Dataset items
□ □ □ □ □

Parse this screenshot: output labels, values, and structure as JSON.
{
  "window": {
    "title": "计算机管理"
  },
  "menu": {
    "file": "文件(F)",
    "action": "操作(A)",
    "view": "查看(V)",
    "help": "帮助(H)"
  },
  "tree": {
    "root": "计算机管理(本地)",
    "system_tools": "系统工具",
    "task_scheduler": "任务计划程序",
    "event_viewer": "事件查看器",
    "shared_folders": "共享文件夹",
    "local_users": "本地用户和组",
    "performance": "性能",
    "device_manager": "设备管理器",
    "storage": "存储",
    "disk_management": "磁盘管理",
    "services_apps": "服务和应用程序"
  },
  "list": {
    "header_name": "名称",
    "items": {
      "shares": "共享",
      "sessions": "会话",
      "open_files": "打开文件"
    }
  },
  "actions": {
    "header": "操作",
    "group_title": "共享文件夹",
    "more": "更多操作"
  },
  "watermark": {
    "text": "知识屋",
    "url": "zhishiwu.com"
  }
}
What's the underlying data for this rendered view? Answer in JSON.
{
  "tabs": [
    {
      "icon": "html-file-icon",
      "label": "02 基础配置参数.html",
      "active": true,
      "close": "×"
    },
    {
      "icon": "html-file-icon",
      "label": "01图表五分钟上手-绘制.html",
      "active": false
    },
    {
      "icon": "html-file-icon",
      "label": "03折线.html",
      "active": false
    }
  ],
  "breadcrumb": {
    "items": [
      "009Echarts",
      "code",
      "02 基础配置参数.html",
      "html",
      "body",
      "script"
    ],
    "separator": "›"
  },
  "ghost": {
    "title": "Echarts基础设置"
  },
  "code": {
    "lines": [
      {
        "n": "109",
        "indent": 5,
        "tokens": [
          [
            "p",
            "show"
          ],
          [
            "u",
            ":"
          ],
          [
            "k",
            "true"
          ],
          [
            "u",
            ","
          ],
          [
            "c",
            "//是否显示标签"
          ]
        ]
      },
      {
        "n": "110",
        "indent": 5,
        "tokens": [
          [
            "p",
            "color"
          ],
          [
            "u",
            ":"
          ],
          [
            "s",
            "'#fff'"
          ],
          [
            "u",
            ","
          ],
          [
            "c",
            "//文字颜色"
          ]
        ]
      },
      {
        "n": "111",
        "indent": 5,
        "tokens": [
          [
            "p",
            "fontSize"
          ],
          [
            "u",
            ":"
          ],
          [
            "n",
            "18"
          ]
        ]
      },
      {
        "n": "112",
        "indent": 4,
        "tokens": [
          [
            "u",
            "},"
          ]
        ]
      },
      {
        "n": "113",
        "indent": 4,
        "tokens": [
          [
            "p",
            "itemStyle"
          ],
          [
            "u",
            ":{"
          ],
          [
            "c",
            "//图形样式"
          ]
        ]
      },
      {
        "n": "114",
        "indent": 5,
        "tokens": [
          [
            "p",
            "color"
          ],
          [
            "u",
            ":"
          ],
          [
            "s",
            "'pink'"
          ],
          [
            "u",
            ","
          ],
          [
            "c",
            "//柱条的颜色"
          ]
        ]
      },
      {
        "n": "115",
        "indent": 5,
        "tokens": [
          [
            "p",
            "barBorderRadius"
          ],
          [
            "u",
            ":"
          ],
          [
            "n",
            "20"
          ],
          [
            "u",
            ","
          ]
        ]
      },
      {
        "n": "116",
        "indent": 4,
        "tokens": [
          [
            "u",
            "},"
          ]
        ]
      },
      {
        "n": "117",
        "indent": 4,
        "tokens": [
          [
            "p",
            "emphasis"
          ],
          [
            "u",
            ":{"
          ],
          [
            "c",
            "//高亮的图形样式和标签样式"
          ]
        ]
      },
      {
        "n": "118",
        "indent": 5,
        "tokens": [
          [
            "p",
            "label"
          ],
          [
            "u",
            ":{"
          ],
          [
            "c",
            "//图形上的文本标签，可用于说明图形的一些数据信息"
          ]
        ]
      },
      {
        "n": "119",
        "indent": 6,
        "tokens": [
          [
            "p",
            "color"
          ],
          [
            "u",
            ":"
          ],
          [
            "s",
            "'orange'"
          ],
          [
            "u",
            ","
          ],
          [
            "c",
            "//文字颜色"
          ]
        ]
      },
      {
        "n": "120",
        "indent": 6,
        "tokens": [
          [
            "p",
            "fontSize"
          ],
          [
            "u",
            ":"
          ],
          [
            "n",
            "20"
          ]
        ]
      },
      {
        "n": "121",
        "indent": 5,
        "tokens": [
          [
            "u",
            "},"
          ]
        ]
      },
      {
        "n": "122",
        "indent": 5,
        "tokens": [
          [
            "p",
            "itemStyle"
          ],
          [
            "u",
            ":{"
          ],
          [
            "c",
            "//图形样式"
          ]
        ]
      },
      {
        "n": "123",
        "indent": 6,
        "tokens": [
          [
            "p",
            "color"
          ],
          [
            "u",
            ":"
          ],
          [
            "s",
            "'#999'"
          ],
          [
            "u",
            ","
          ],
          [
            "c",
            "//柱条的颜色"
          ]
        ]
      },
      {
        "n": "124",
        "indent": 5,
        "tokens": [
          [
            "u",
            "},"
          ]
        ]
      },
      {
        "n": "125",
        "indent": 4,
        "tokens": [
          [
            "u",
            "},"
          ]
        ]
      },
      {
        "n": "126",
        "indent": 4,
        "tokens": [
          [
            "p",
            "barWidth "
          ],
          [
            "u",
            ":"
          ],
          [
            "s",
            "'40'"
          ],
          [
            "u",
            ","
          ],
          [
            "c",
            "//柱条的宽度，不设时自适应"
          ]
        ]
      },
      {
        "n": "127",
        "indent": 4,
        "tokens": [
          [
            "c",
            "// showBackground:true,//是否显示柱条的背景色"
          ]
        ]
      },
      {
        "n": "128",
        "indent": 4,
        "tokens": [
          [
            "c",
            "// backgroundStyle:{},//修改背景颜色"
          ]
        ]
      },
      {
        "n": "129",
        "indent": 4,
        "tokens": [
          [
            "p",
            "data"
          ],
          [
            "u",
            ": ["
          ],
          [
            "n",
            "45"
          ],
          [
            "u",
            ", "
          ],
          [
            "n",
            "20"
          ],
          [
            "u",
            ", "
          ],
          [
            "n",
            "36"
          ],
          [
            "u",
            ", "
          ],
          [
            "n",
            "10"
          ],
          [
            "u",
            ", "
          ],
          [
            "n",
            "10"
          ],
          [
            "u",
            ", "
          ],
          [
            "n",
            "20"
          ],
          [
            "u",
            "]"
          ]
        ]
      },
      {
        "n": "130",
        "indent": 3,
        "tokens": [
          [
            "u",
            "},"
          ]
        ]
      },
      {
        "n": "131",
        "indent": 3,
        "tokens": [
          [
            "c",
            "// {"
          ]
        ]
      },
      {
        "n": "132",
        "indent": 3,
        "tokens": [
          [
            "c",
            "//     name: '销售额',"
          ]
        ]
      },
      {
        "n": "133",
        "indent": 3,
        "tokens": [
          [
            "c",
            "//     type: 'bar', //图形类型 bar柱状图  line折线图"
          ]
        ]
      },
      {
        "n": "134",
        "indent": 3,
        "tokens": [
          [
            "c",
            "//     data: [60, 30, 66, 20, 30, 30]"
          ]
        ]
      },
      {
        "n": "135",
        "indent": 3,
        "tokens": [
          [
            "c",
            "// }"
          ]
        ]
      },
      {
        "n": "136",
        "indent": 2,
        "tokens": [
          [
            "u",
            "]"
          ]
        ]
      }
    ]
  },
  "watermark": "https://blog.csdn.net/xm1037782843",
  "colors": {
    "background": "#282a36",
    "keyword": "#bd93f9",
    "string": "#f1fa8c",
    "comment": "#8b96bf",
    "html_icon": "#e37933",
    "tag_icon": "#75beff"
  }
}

□ □ □ □ □

_Brief_
Extract all of the data exactly as written.

_Solution for this exercise_
Parse this screenshot: output labels, values, and structure as JSON.
{
  "window": {
    "title": "计算机管理"
  },
  "menu": {
    "file": "文件(F)",
    "action": "操作(A)",
    "view": "查看(V)",
    "help": "帮助(H)"
  },
  "tree": {
    "root": "计算机管理(本地)",
    "system_tools": "系统工具",
    "task_scheduler": "任务计划程序",
    "event_viewer": "事件查看器",
    "shared_folders": "共享文件夹",
    "local_users": "本地用户和组",
    "performance": "性能",
    "device_manager": "设备管理器",
    "storage": "存储",
    "disk_management": "磁盘管理",
    "services_apps": "服务和应用程序"
  },
  "list": {
    "header_name": "名称",
    "items": {
      "shares": "共享",
      "sessions": "会话",
      "open_files": "打开文件"
    }
  },
  "actions": {
    "header": "操作",
    "group_title": "共享文件夹",
    "more": "更多操作"
  },
  "watermark": {
    "text": "知识屋",
    "url": "zhishiwu.com"
  }
}
What's the underlying data for this rendered view? Answer in JSON.
{
  "tabs": [
    {
      "icon": "html-file-icon",
      "label": "02 基础配置参数.html",
      "active": true,
      "close": "×"
    },
    {
      "icon": "html-file-icon",
      "label": "01图表五分钟上手-绘制.html",
      "active": false
    },
    {
      "icon": "html-file-icon",
      "label": "03折线.html",
      "active": false
    }
  ],
  "breadcrumb": {
    "items": [
      "009Echarts",
      "code",
      "02 基础配置参数.html",
      "html",
      "body",
      "script"
    ],
    "separator": "›"
  },
  "ghost": {
    "title": "Echarts基础设置"
  },
  "code": {
    "lines": [
      {
        "n": "109",
        "indent": 5,
        "tokens": [
          [
            "p",
            "show"
          ],
          [
            "u",
            ":"
          ],
          [
            "k",
            "true"
          ],
          [
            "u",
            ","
          ],
          [
            "c",
            "//是否显示标签"
          ]
        ]
      },
      {
        "n": "110",
        "indent": 5,
        "tokens": [
          [
            "p",
            "color"
          ],
          [
            "u",
            ":"
          ],
          [
            "s",
            "'#fff'"
          ],
          [
            "u",
            ","
          ],
          [
            "c",
            "//文字颜色"
          ]
        ]
      },
      {
        "n": "111",
        "indent": 5,
        "tokens": [
          [
            "p",
            "fontSize"
          ],
          [
            "u",
            ":"
          ],
          [
            "n",
            "18"
          ]
        ]
      },
      {
        "n": "112",
        "indent": 4,
        "tokens": [
          [
            "u",
            "},"
          ]
        ]
      },
      {
        "n": "113",
        "indent": 4,
        "tokens": [
          [
            "p",
            "itemStyle"
          ],
          [
            "u",
            ":{"
          ],
          [
            "c",
            "//图形样式"
          ]
        ]
      },
      {
        "n": "114",
        "indent": 5,
        "tokens": [
          [
            "p",
            "color"
          ],
          [
            "u",
            ":"
          ],
          [
            "s",
            "'pink'"
          ],
          [
            "u",
            ","
          ],
          [
            "c",
            "//柱条的颜色"
          ]
        ]
      },
      {
        "n": "115",
        "indent": 5,
        "tokens": [
          [
            "p",
            "barBorderRadius"
          ],
          [
            "u",
            ":"
          ],
          [
            "n",
            "20"
          ],
          [
            "u",
            ","
          ]
        ]
      },
      {
        "n": "116",
        "indent": 4,
        "tokens": [
          [
            "u",
            "},"
          ]
        ]
      },
      {
        "n": "117",
        "indent": 4,
        "tokens": [
          [
            "p",
            "emphasis"
          ],
          [
            "u",
            ":{"
          ],
          [
            "c",
            "//高亮的图形样式和标签样式"
          ]
        ]
      },
      {
        "n": "118",
        "indent": 5,
        "tokens": [
          [
            "p",
            "label"
          ],
          [
            "u",
            ":{"
          ],
          [
            "c",
            "//图形上的文本标签，可用于说明图形的一些数据信息"
          ]
        ]
      },
      {
        "n": "119",
        "indent": 6,
        "tokens": [
          [
            "p",
            "color"
          ],
          [
            "u",
            ":"
          ],
          [
            "s",
            "'orange'"
          ],
          [
            "u",
            ","
          ],
          [
            "c",
            "//文字颜色"
          ]
        ]
      },
      {
        "n": "120",
        "indent": 6,
        "tokens": [
          [
            "p",
            "fontSize"
          ],
          [
            "u",
            ":"
          ],
          [
            "n",
            "20"
          ]
        ]
      },
      {
        "n": "121",
        "indent": 5,
        "tokens": [
          [
            "u",
            "},"
          ]
        ]
      },
      {
        "n": "122",
        "indent": 5,
        "tokens": [
          [
            "p",
            "itemStyle"
          ],
          [
            "u",
            ":{"
          ],
          [
            "c",
            "//图形样式"
          ]
        ]
      },
      {
        "n": "123",
        "indent": 6,
        "tokens": [
          [
            "p",
            "color"
          ],
          [
            "u",
            ":"
          ],
          [
            "s",
            "'#999'"
          ],
          [
            "u",
            ","
          ],
          [
            "c",
            "//柱条的颜色"
          ]
        ]
      },
      {
        "n": "124",
        "indent": 5,
        "tokens": [
          [
            "u",
            "},"
          ]
        ]
      },
      {
        "n": "125",
        "indent": 4,
        "tokens": [
          [
            "u",
            "},"
          ]
        ]
      },
      {
        "n": "126",
        "indent": 4,
        "tokens": [
          [
            "p",
            "barWidth "
          ],
          [
            "u",
            ":"
          ],
          [
            "s",
            "'40'"
          ],
          [
            "u",
            ","
          ],
          [
            "c",
            "//柱条的宽度，不设时自适应"
          ]
        ]
      },
      {
        "n": "127",
        "indent": 4,
        "tokens": [
          [
            "c",
            "// showBackground:true,//是否显示柱条的背景色"
          ]
        ]
      },
      {
        "n": "128",
        "indent": 4,
        "tokens": [
          [
            "c",
            "// backgroundStyle:{},//修改背景颜色"
          ]
        ]
      },
      {
        "n": "129",
        "indent": 4,
        "tokens": [
          [
            "p",
            "data"
          ],
          [
            "u",
            ": ["
          ],
          [
            "n",
            "45"
          ],
          [
            "u",
            ", "
          ],
          [
            "n",
            "20"
          ],
          [
            "u",
            ", "
          ],
          [
            "n",
            "36"
          ],
          [
            "u",
            ", "
          ],
          [
            "n",
            "10"
          ],
          [
            "u",
            ", "
          ],
          [
            "n",
            "10"
          ],
          [
            "u",
            ", "
          ],
          [
            "n",
            "20"
          ],
          [
            "u",
            "]"
          ]
        ]
      },
      {
        "n": "130",
        "indent": 3,
        "tokens": [
          [
            "u",
            "},"
          ]
        ]
      },
      {
        "n": "131",
        "indent": 3,
        "tokens": [
          [
            "c",
            "// {"
          ]
        ]
      },
      {
        "n": "132",
        "indent": 3,
        "tokens": [
          [
            "c",
            "//     name: '销售额',"
          ]
        ]
      },
      {
        "n": "133",
        "indent": 3,
        "tokens": [
          [
            "c",
            "//     type: 'bar', //图形类型 bar柱状图  line折线图"
          ]
        ]
      },
      {
        "n": "134",
        "indent": 3,
        "tokens": [
          [
            "c",
            "//     data: [60, 30, 66, 20, 30, 30]"
          ]
        ]
      },
      {
        "n": "135",
        "indent": 3,
        "tokens": [
          [
            "c",
            "// }"
          ]
        ]
      },
      {
        "n": "136",
        "indent": 2,
        "tokens": [
          [
            "u",
            "]"
          ]
        ]
      }
    ]
  },
  "watermark": "https://blog.csdn.net/xm1037782843",
  "colors": {
    "background": "#282a36",
    "keyword": "#bd93f9",
    "string": "#f1fa8c",
    "comment": "#8b96bf",
    "html_icon": "#e37933",
    "tag_icon": "#75beff"
  }
}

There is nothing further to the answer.